> WHAT YOU HAVE TO DO
All of the listing below must be repeated word for word. Pictures are the only thing to omit.

--- begin DATASET RECORDS ---

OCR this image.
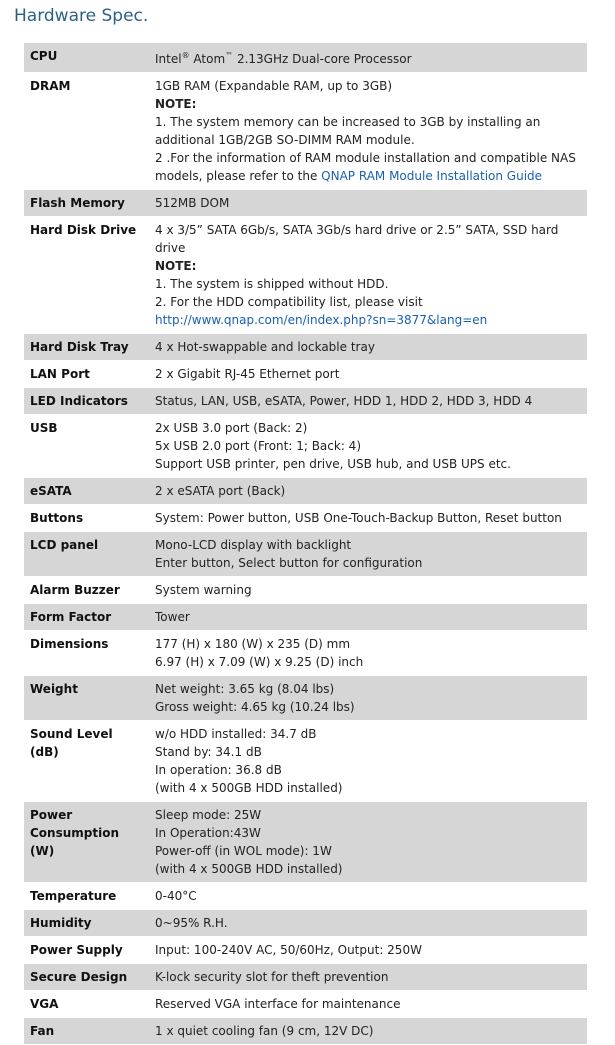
Hardware Spec.
CPU	Intel® Atom™ 2.13GHz Dual-core Processor
DRAM	1GB RAM (Expandable RAM, up to 3GB)
NOTE:
1. The system memory can be increased to 3GB by installing an additional 1GB/2GB SO-DIMM RAM module.
2 .For the information of RAM module installation and compatible NAS models, please refer to the QNAP RAM Module Installation Guide

Flash Memory	512MB DOM
Hard Disk Drive	4 x 3/5” SATA 6Gb/s, SATA 3Gb/s hard drive or 2.5” SATA, SSD hard drive
NOTE:
1. The system is shipped without HDD.
2. For the HDD compatibility list, please visit
http://www.qnap.com/en/index.php?sn=3877&lang=en

Hard Disk Tray	4 x Hot-swappable and lockable tray
LAN Port	2 x Gigabit RJ-45 Ethernet port
LED Indicators	Status, LAN, USB, eSATA, Power, HDD 1, HDD 2, HDD 3, HDD 4
USB	2x USB 3.0 port (Back: 2)
5x USB 2.0 port (Front: 1; Back: 4)
Support USB printer, pen drive, USB hub, and USB UPS etc.

eSATA	2 x eSATA port (Back)
Buttons	System: Power button, USB One-Touch-Backup Button, Reset button
LCD panel	Mono-LCD display with backlight
Enter button, Select button for configuration

Alarm Buzzer	System warning
Form Factor	Tower
Dimensions	177 (H) x 180 (W) x 235 (D) mm
6.97 (H) x 7.09 (W) x 9.25 (D) inch

Weight	Net weight: 3.65 kg (8.04 lbs)
Gross weight: 4.65 kg (10.24 lbs)

Sound Level
(dB)	w/o HDD installed: 34.7 dB
Stand by: 34.1 dB
In operation: 36.8 dB
(with 4 x 500GB HDD installed)

Power
Consumption
(W)	Sleep mode: 25W
In Operation:43W
Power-off (in WOL mode): 1W
(with 4 x 500GB HDD installed)

Temperature	0-40°C
Humidity	0~95% R.H.
Power Supply	Input: 100-240V AC, 50/60Hz, Output: 250W
Secure Design	K-lock security slot for theft prevention
VGA	Reserved VGA interface for maintenance
Fan	1 x quiet cooling fan (9 cm, 12V DC)
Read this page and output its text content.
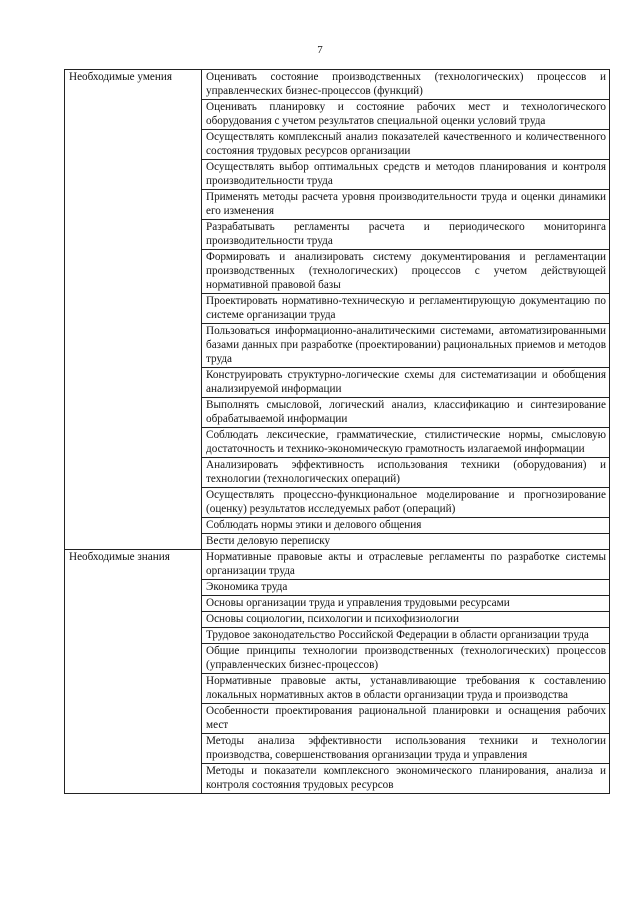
7
Необходимые умения	Оценивать состояние производственных (технологических) процессов и управленческих бизнес-процессов (функций)
	Оценивать планировку и состояние рабочих мест и технологического оборудования с учетом результатов специальной оценки условий труда
	Осуществлять комплексный анализ показателей качественного и количественного состояния трудовых ресурсов организации
	Осуществлять выбор оптимальных средств и методов планирования и контроля производительности труда
	Применять методы расчета уровня производительности труда и оценки динамики его изменения
	Разрабатывать регламенты расчета и периодического мониторинга производительности труда
	Формировать и анализировать систему документирования и регламентации производственных (технологических) процессов с учетом действующей нормативной правовой базы
	Проектировать нормативно-техническую и регламентирующую документацию по системе организации труда
	Пользоваться информационно-аналитическими системами, автоматизированными базами данных при разработке (проектировании) рациональных приемов и методов труда
	Конструировать структурно-логические схемы для систематизации и обобщения анализируемой информации
	Выполнять смысловой, логический анализ, классификацию и синтезирование обрабатываемой информации
	Соблюдать лексические, грамматические, стилистические нормы, смысловую достаточность и технико-экономическую грамотность излагаемой информации
	Анализировать эффективность использования техники (оборудования) и технологии (технологических операций)
	Осуществлять процессно-функциональное моделирование и прогнозирование (оценку) результатов исследуемых работ (операций)
	Соблюдать нормы этики и делового общения
	Вести деловую переписку
Необходимые знания	Нормативные правовые акты и отраслевые регламенты по разработке системы организации труда
	Экономика труда
	Основы организации труда и управления трудовыми ресурсами
	Основы социологии, психологии и психофизиологии
	Трудовое законодательство Российской Федерации в области организации труда
	Общие принципы технологии производственных (технологических) процессов (управленческих бизнес-процессов)
	Нормативные правовые акты, устанавливающие требования к составлению локальных нормативных актов в области организации труда и производства
	Особенности проектирования рациональной планировки и оснащения рабочих мест
	Методы анализа эффективности использования техники и технологии производства, совершенствования организации труда и управления
	Методы и показатели комплексного экономического планирования, анализа и контроля состояния трудовых ресурсов
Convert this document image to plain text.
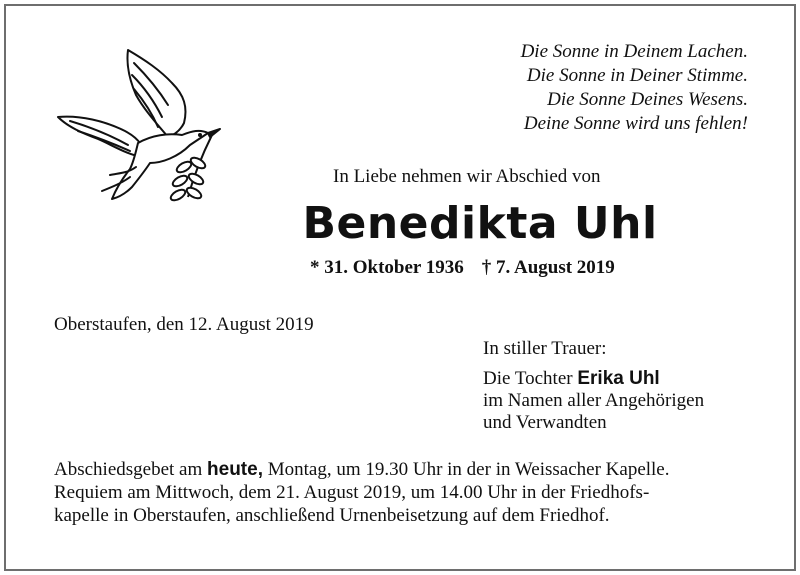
Die Sonne in Deinem Lachen.
Die Sonne in Deiner Stimme.
Die Sonne Deines Wesens.
Deine Sonne wird uns fehlen!
In Liebe nehmen wir Abschied von
Benedikta Uhl
* 31. Oktober 1936 † 7. August 2019
Oberstaufen, den 12. August 2019
In stiller Trauer:
Die Tochter Erika Uhl
im Namen aller Angehörigen
und Verwandten
Abschiedsgebet am heute, Montag, um 19.30 Uhr in der in Weissacher Kapelle.
Requiem am Mittwoch, dem 21. August 2019, um 14.00 Uhr in der Friedhofs-
kapelle in Oberstaufen, anschließend Urnenbeisetzung auf dem Friedhof.
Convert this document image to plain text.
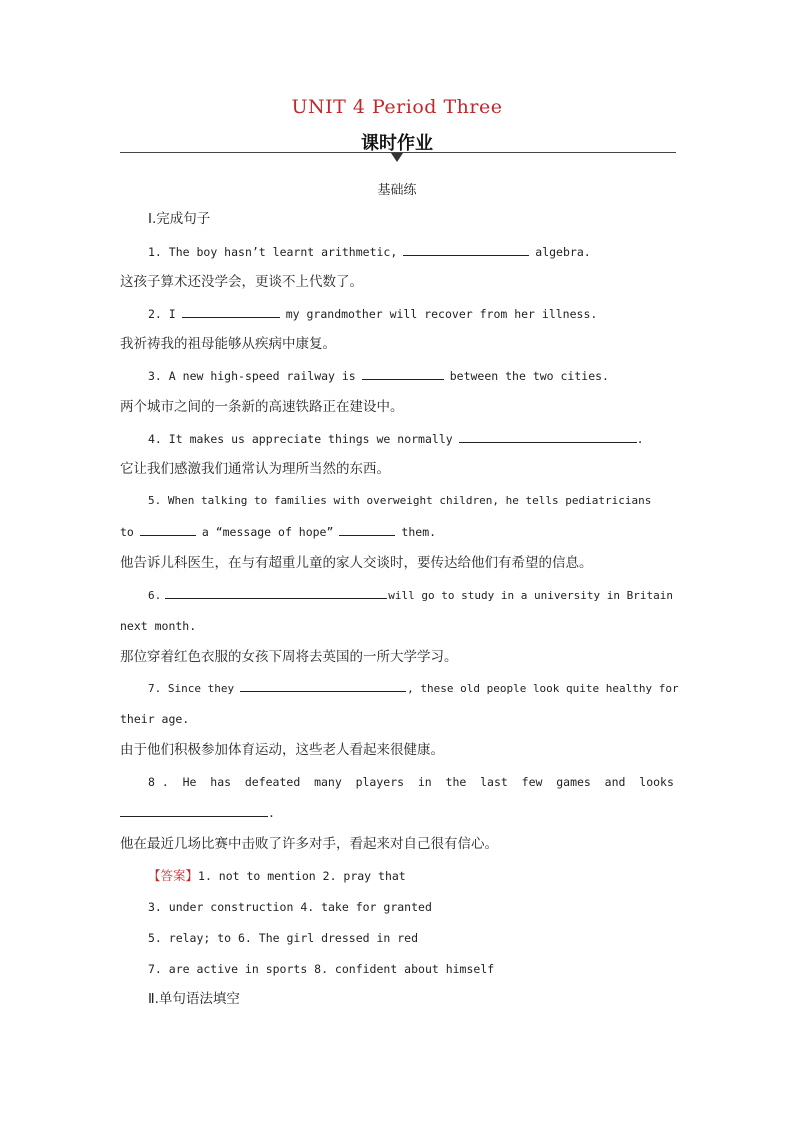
UNIT 4 Period Three
课时作业
基础练
Ⅰ.完成句子
1. The boy hasn’t learnt arithmetic,	algebra.
这孩子算术还没学会，更谈不上代数了。
2. I	my grandmother will recover from her illness.
我祈祷我的祖母能够从疾病中康复。
3. A new high-speed railway is	between the two cities.
两个城市之间的一条新的高速铁路正在建设中。
4. It makes us appreciate things we normally	.
它让我们感激我们通常认为理所当然的东西。
5. When talking to families with overweight children, he tells pediatricians
to	a “message of hope”	them.
他告诉儿科医生，在与有超重儿童的家人交谈时，要传达给他们有希望的信息。
6.	will go to study in a university in Britain
next month.
那位穿着红色衣服的女孩下周将去英国的一所大学学习。
7. Since they	, these old people look quite healthy for
their age.
由于他们积极参加体育运动，这些老人看起来很健康。
8 . He has defeated many players in the last few games and looks
.
他在最近几场比赛中击败了许多对手，看起来对自己很有信心。
【答案】1. not to mention 2. pray that
3. under construction 4. take for granted
5. relay; to 6. The girl dressed in red
7. are active in sports 8. confident about himself
Ⅱ.单句语法填空
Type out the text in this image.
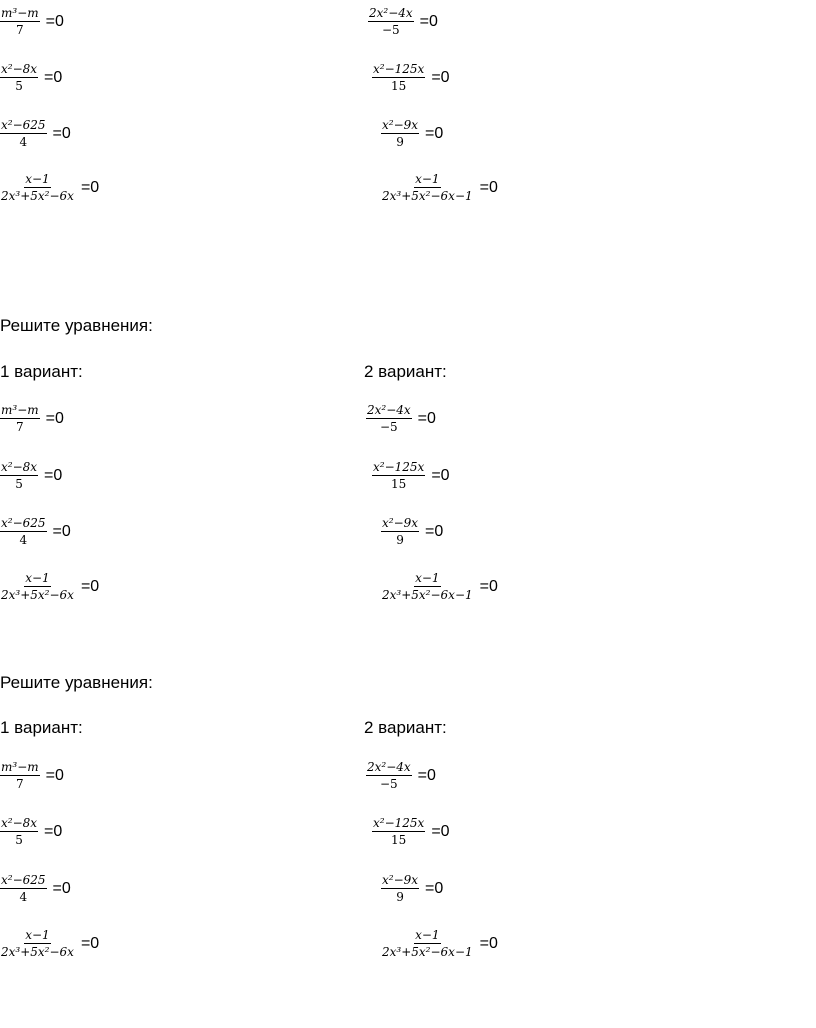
$\frac{\text{m³−m}}{7} =0$	$\frac{\text{2x²−4x}}{-5} =0$
$\frac{\text{x²−8x}}{5} =0$	$\frac{\text{x²−125x}}{15} =0$
$\frac{\text{x²−625}}{4} =0$	$\frac{\text{x²−9x}}{9} =0$
$\frac{x-1}{\text{2x³+5x²−6x}} =0$	$\frac{x-1}{\text{2x³+5x²−6x−1}} =0$
Решите уравнения:
1 вариант:	2 вариант:
$\frac{\text{m³−m}}{7} =0$	$\frac{\text{2x²−4x}}{-5} =0$
$\frac{\text{x²−8x}}{5} =0$	$\frac{\text{x²−125x}}{15} =0$
$\frac{\text{x²−625}}{4} =0$	$\frac{\text{x²−9x}}{9} =0$
$\frac{x-1}{\text{2x³+5x²−6x}} =0$	$\frac{x-1}{\text{2x³+5x²−6x−1}} =0$
Решите уравнения:
1 вариант:	2 вариант:
$\frac{\text{m³−m}}{7} =0$	$\frac{\text{2x²−4x}}{-5} =0$
$\frac{\text{x²−8x}}{5} =0$	$\frac{\text{x²−125x}}{15} =0$
$\frac{\text{x²−625}}{4} =0$	$\frac{\text{x²−9x}}{9} =0$
$\frac{x-1}{\text{2x³+5x²−6x}} =0$	$\frac{x-1}{\text{2x³+5x²−6x−1}} =0$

--- end DATASET RECORDS ---

> SOLUTION TO THIS EXERCISE
OCR this image.
Hardware Spec.
CPU	Intel® Atom™ 2.13GHz Dual-core Processor
DRAM	1GB RAM (Expandable RAM, up to 3GB)
NOTE:
1. The system memory can be increased to 3GB by installing an additional 1GB/2GB SO-DIMM RAM module.
2 .For the information of RAM module installation and compatible NAS models, please refer to the QNAP RAM Module Installation Guide

Flash Memory	512MB DOM
Hard Disk Drive	4 x 3/5” SATA 6Gb/s, SATA 3Gb/s hard drive or 2.5” SATA, SSD hard drive
NOTE:
1. The system is shipped without HDD.
2. For the HDD compatibility list, please visit
http://www.qnap.com/en/index.php?sn=3877&lang=en

Hard Disk Tray	4 x Hot-swappable and lockable tray
LAN Port	2 x Gigabit RJ-45 Ethernet port
LED Indicators	Status, LAN, USB, eSATA, Power, HDD 1, HDD 2, HDD 3, HDD 4
USB	2x USB 3.0 port (Back: 2)
5x USB 2.0 port (Front: 1; Back: 4)
Support USB printer, pen drive, USB hub, and USB UPS etc.

eSATA	2 x eSATA port (Back)
Buttons	System: Power button, USB One-Touch-Backup Button, Reset button
LCD panel	Mono-LCD display with backlight
Enter button, Select button for configuration

Alarm Buzzer	System warning
Form Factor	Tower
Dimensions	177 (H) x 180 (W) x 235 (D) mm
6.97 (H) x 7.09 (W) x 9.25 (D) inch

Weight	Net weight: 3.65 kg (8.04 lbs)
Gross weight: 4.65 kg (10.24 lbs)

Sound Level
(dB)	w/o HDD installed: 34.7 dB
Stand by: 34.1 dB
In operation: 36.8 dB
(with 4 x 500GB HDD installed)

Power
Consumption
(W)	Sleep mode: 25W
In Operation:43W
Power-off (in WOL mode): 1W
(with 4 x 500GB HDD installed)

Temperature	0-40°C
Humidity	0~95% R.H.
Power Supply	Input: 100-240V AC, 50/60Hz, Output: 250W
Secure Design	K-lock security slot for theft prevention
VGA	Reserved VGA interface for maintenance
Fan	1 x quiet cooling fan (9 cm, 12V DC)
Read this page and output its text content.
7
Необходимые умения	Оценивать состояние производственных (технологических) процессов и управленческих бизнес-процессов (функций)
	Оценивать планировку и состояние рабочих мест и технологического оборудования с учетом результатов специальной оценки условий труда
	Осуществлять комплексный анализ показателей качественного и количественного состояния трудовых ресурсов организации
	Осуществлять выбор оптимальных средств и методов планирования и контроля производительности труда
	Применять методы расчета уровня производительности труда и оценки динамики его изменения
	Разрабатывать регламенты расчета и периодического мониторинга производительности труда
	Формировать и анализировать систему документирования и регламентации производственных (технологических) процессов с учетом действующей нормативной правовой базы
	Проектировать нормативно-техническую и регламентирующую документацию по системе организации труда
	Пользоваться информационно-аналитическими системами, автоматизированными базами данных при разработке (проектировании) рациональных приемов и методов труда
	Конструировать структурно-логические схемы для систематизации и обобщения анализируемой информации
	Выполнять смысловой, логический анализ, классификацию и синтезирование обрабатываемой информации
	Соблюдать лексические, грамматические, стилистические нормы, смысловую достаточность и технико-экономическую грамотность излагаемой информации
	Анализировать эффективность использования техники (оборудования) и технологии (технологических операций)
	Осуществлять процессно-функциональное моделирование и прогнозирование (оценку) результатов исследуемых работ (операций)
	Соблюдать нормы этики и делового общения
	Вести деловую переписку
Необходимые знания	Нормативные правовые акты и отраслевые регламенты по разработке системы организации труда
	Экономика труда
	Основы организации труда и управления трудовыми ресурсами
	Основы социологии, психологии и психофизиологии
	Трудовое законодательство Российской Федерации в области организации труда
	Общие принципы технологии производственных (технологических) процессов (управленческих бизнес-процессов)
	Нормативные правовые акты, устанавливающие требования к составлению локальных нормативных актов в области организации труда и производства
	Особенности проектирования рациональной планировки и оснащения рабочих мест
	Методы анализа эффективности использования техники и технологии производства, совершенствования организации труда и управления
	Методы и показатели комплексного экономического планирования, анализа и контроля состояния трудовых ресурсов
Convert this document image to plain text.
Die Sonne in Deinem Lachen.
Die Sonne in Deiner Stimme.
Die Sonne Deines Wesens.
Deine Sonne wird uns fehlen!
In Liebe nehmen wir Abschied von
Benedikta Uhl
* 31. Oktober 1936 † 7. August 2019
Oberstaufen, den 12. August 2019
In stiller Trauer:
Die Tochter Erika Uhl
im Namen aller Angehörigen
und Verwandten
Abschiedsgebet am heute, Montag, um 19.30 Uhr in der in Weissacher Kapelle.
Requiem am Mittwoch, dem 21. August 2019, um 14.00 Uhr in der Friedhofs-
kapelle in Oberstaufen, anschließend Urnenbeisetzung auf dem Friedhof.
Convert this document image to plain text.
UNIT 4 Period Three
课时作业
基础练
Ⅰ.完成句子
1. The boy hasn’t learnt arithmetic,	algebra.
这孩子算术还没学会，更谈不上代数了。
2. I	my grandmother will recover from her illness.
我祈祷我的祖母能够从疾病中康复。
3. A new high-speed railway is	between the two cities.
两个城市之间的一条新的高速铁路正在建设中。
4. It makes us appreciate things we normally	.
它让我们感激我们通常认为理所当然的东西。
5. When talking to families with overweight children, he tells pediatricians
to	a “message of hope”	them.
他告诉儿科医生，在与有超重儿童的家人交谈时，要传达给他们有希望的信息。
6.	will go to study in a university in Britain
next month.
那位穿着红色衣服的女孩下周将去英国的一所大学学习。
7. Since they	, these old people look quite healthy for
their age.
由于他们积极参加体育运动，这些老人看起来很健康。
8 . He has defeated many players in the last few games and looks
.
他在最近几场比赛中击败了许多对手，看起来对自己很有信心。
【答案】1. not to mention 2. pray that
3. under construction 4. take for granted
5. relay; to 6. The girl dressed in red
7. are active in sports 8. confident about himself
Ⅱ.单句语法填空
Type out the text in this image.
$\frac{\text{m³−m}}{7} =0$	$\frac{\text{2x²−4x}}{-5} =0$
$\frac{\text{x²−8x}}{5} =0$	$\frac{\text{x²−125x}}{15} =0$
$\frac{\text{x²−625}}{4} =0$	$\frac{\text{x²−9x}}{9} =0$
$\frac{x-1}{\text{2x³+5x²−6x}} =0$	$\frac{x-1}{\text{2x³+5x²−6x−1}} =0$
Решите уравнения:
1 вариант:	2 вариант:
$\frac{\text{m³−m}}{7} =0$	$\frac{\text{2x²−4x}}{-5} =0$
$\frac{\text{x²−8x}}{5} =0$	$\frac{\text{x²−125x}}{15} =0$
$\frac{\text{x²−625}}{4} =0$	$\frac{\text{x²−9x}}{9} =0$
$\frac{x-1}{\text{2x³+5x²−6x}} =0$	$\frac{x-1}{\text{2x³+5x²−6x−1}} =0$
Решите уравнения:
1 вариант:	2 вариант:
$\frac{\text{m³−m}}{7} =0$	$\frac{\text{2x²−4x}}{-5} =0$
$\frac{\text{x²−8x}}{5} =0$	$\frac{\text{x²−125x}}{15} =0$
$\frac{\text{x²−625}}{4} =0$	$\frac{\text{x²−9x}}{9} =0$
$\frac{x-1}{\text{2x³+5x²−6x}} =0$	$\frac{x-1}{\text{2x³+5x²−6x−1}} =0$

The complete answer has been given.